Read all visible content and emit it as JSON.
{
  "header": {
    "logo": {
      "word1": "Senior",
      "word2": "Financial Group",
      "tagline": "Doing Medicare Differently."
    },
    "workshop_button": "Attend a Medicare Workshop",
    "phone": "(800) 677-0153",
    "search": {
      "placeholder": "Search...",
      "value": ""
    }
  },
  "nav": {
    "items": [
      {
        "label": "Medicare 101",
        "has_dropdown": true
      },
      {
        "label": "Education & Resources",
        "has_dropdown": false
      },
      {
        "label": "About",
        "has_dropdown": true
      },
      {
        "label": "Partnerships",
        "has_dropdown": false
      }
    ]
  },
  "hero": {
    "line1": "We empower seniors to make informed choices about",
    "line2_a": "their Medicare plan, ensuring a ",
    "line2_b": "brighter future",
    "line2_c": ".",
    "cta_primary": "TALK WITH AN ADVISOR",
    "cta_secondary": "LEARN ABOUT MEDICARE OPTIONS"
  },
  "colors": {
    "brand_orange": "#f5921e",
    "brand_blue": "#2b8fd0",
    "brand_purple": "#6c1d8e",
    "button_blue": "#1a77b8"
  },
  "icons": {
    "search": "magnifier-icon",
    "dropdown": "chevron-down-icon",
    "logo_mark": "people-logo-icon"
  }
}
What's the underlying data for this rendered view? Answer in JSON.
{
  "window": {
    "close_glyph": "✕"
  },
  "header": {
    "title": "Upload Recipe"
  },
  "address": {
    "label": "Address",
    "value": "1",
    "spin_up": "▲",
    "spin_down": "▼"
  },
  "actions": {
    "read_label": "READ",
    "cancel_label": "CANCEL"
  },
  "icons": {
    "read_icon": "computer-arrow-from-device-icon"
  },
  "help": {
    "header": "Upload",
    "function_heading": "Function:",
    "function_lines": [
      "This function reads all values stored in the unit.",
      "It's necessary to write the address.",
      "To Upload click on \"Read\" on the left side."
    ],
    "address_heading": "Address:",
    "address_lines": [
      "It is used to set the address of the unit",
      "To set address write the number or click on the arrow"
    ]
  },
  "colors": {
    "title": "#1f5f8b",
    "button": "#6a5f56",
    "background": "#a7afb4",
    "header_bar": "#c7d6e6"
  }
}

········

**To be done**
Give back the whole listing exactly as it reads.

**The response**
Read all visible content and emit it as JSON.
{
  "header": {
    "logo": {
      "word1": "Senior",
      "word2": "Financial Group",
      "tagline": "Doing Medicare Differently."
    },
    "workshop_button": "Attend a Medicare Workshop",
    "phone": "(800) 677-0153",
    "search": {
      "placeholder": "Search...",
      "value": ""
    }
  },
  "nav": {
    "items": [
      {
        "label": "Medicare 101",
        "has_dropdown": true
      },
      {
        "label": "Education & Resources",
        "has_dropdown": false
      },
      {
        "label": "About",
        "has_dropdown": true
      },
      {
        "label": "Partnerships",
        "has_dropdown": false
      }
    ]
  },
  "hero": {
    "line1": "We empower seniors to make informed choices about",
    "line2_a": "their Medicare plan, ensuring a ",
    "line2_b": "brighter future",
    "line2_c": ".",
    "cta_primary": "TALK WITH AN ADVISOR",
    "cta_secondary": "LEARN ABOUT MEDICARE OPTIONS"
  },
  "colors": {
    "brand_orange": "#f5921e",
    "brand_blue": "#2b8fd0",
    "brand_purple": "#6c1d8e",
    "button_blue": "#1a77b8"
  },
  "icons": {
    "search": "magnifier-icon",
    "dropdown": "chevron-down-icon",
    "logo_mark": "people-logo-icon"
  }
}
What's the underlying data for this rendered view? Answer in JSON.
{
  "window": {
    "close_glyph": "✕"
  },
  "header": {
    "title": "Upload Recipe"
  },
  "address": {
    "label": "Address",
    "value": "1",
    "spin_up": "▲",
    "spin_down": "▼"
  },
  "actions": {
    "read_label": "READ",
    "cancel_label": "CANCEL"
  },
  "icons": {
    "read_icon": "computer-arrow-from-device-icon"
  },
  "help": {
    "header": "Upload",
    "function_heading": "Function:",
    "function_lines": [
      "This function reads all values stored in the unit.",
      "It's necessary to write the address.",
      "To Upload click on \"Read\" on the left side."
    ],
    "address_heading": "Address:",
    "address_lines": [
      "It is used to set the address of the unit",
      "To set address write the number or click on the arrow"
    ]
  },
  "colors": {
    "title": "#1f5f8b",
    "button": "#6a5f56",
    "background": "#a7afb4",
    "header_bar": "#c7d6e6"
  }
}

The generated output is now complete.